Task directions: Reproduce the complete listing without any deviation.
-- Start Dataset content --
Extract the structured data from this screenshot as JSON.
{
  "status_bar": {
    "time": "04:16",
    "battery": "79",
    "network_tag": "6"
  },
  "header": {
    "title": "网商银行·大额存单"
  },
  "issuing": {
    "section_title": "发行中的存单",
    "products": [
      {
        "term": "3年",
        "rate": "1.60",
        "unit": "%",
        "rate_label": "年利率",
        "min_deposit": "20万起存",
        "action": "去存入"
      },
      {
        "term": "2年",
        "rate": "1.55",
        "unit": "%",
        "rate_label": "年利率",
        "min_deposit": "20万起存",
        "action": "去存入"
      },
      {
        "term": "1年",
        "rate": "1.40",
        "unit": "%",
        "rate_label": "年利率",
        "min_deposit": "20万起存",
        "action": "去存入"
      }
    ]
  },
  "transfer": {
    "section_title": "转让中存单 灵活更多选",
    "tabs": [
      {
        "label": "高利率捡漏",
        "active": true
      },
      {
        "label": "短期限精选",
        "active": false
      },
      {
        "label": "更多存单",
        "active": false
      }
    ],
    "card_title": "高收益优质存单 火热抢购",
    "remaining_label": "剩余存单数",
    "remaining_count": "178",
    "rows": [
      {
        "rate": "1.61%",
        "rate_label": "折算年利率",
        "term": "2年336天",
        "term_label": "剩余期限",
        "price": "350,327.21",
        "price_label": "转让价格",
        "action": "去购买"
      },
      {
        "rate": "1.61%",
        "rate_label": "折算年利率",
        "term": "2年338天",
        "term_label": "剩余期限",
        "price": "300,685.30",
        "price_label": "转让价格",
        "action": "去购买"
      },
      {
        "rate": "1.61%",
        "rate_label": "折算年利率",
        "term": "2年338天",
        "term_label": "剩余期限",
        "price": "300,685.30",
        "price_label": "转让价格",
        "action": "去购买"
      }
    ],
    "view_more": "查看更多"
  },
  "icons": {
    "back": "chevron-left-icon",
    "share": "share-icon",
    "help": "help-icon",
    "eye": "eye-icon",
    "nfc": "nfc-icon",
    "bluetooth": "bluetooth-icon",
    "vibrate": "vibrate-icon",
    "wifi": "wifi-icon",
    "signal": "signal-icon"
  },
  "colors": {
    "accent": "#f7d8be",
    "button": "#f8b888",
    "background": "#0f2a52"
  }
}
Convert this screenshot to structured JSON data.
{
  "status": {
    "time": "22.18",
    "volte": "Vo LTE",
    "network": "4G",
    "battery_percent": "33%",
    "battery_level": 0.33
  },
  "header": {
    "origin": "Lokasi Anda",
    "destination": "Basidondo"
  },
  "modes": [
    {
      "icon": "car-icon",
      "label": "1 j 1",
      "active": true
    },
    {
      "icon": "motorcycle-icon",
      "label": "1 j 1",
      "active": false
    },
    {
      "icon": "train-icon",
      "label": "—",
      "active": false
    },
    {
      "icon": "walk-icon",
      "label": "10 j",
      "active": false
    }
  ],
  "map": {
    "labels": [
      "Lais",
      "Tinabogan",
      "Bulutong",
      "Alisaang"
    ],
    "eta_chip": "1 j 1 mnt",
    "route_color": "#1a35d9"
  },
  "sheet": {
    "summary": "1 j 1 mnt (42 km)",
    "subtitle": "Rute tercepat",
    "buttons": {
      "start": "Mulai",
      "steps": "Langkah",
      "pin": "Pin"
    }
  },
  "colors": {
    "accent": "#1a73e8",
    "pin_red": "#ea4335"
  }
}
-- End Dataset content --
Response to the exercise:
Extract the structured data from this screenshot as JSON.
{
  "status_bar": {
    "time": "04:16",
    "battery": "79",
    "network_tag": "6"
  },
  "header": {
    "title": "网商银行·大额存单"
  },
  "issuing": {
    "section_title": "发行中的存单",
    "products": [
      {
        "term": "3年",
        "rate": "1.60",
        "unit": "%",
        "rate_label": "年利率",
        "min_deposit": "20万起存",
        "action": "去存入"
      },
      {
        "term": "2年",
        "rate": "1.55",
        "unit": "%",
        "rate_label": "年利率",
        "min_deposit": "20万起存",
        "action": "去存入"
      },
      {
        "term": "1年",
        "rate": "1.40",
        "unit": "%",
        "rate_label": "年利率",
        "min_deposit": "20万起存",
        "action": "去存入"
      }
    ]
  },
  "transfer": {
    "section_title": "转让中存单 灵活更多选",
    "tabs": [
      {
        "label": "高利率捡漏",
        "active": true
      },
      {
        "label": "短期限精选",
        "active": false
      },
      {
        "label": "更多存单",
        "active": false
      }
    ],
    "card_title": "高收益优质存单 火热抢购",
    "remaining_label": "剩余存单数",
    "remaining_count": "178",
    "rows": [
      {
        "rate": "1.61%",
        "rate_label": "折算年利率",
        "term": "2年336天",
        "term_label": "剩余期限",
        "price": "350,327.21",
        "price_label": "转让价格",
        "action": "去购买"
      },
      {
        "rate": "1.61%",
        "rate_label": "折算年利率",
        "term": "2年338天",
        "term_label": "剩余期限",
        "price": "300,685.30",
        "price_label": "转让价格",
        "action": "去购买"
      },
      {
        "rate": "1.61%",
        "rate_label": "折算年利率",
        "term": "2年338天",
        "term_label": "剩余期限",
        "price": "300,685.30",
        "price_label": "转让价格",
        "action": "去购买"
      }
    ],
    "view_more": "查看更多"
  },
  "icons": {
    "back": "chevron-left-icon",
    "share": "share-icon",
    "help": "help-icon",
    "eye": "eye-icon",
    "nfc": "nfc-icon",
    "bluetooth": "bluetooth-icon",
    "vibrate": "vibrate-icon",
    "wifi": "wifi-icon",
    "signal": "signal-icon"
  },
  "colors": {
    "accent": "#f7d8be",
    "button": "#f8b888",
    "background": "#0f2a52"
  }
}
Convert this screenshot to structured JSON data.
{
  "status": {
    "time": "22.18",
    "volte": "Vo LTE",
    "network": "4G",
    "battery_percent": "33%",
    "battery_level": 0.33
  },
  "header": {
    "origin": "Lokasi Anda",
    "destination": "Basidondo"
  },
  "modes": [
    {
      "icon": "car-icon",
      "label": "1 j 1",
      "active": true
    },
    {
      "icon": "motorcycle-icon",
      "label": "1 j 1",
      "active": false
    },
    {
      "icon": "train-icon",
      "label": "—",
      "active": false
    },
    {
      "icon": "walk-icon",
      "label": "10 j",
      "active": false
    }
  ],
  "map": {
    "labels": [
      "Lais",
      "Tinabogan",
      "Bulutong",
      "Alisaang"
    ],
    "eta_chip": "1 j 1 mnt",
    "route_color": "#1a35d9"
  },
  "sheet": {
    "summary": "1 j 1 mnt (42 km)",
    "subtitle": "Rute tercepat",
    "buttons": {
      "start": "Mulai",
      "steps": "Langkah",
      "pin": "Pin"
    }
  },
  "colors": {
    "accent": "#1a73e8",
    "pin_red": "#ea4335"
  }
}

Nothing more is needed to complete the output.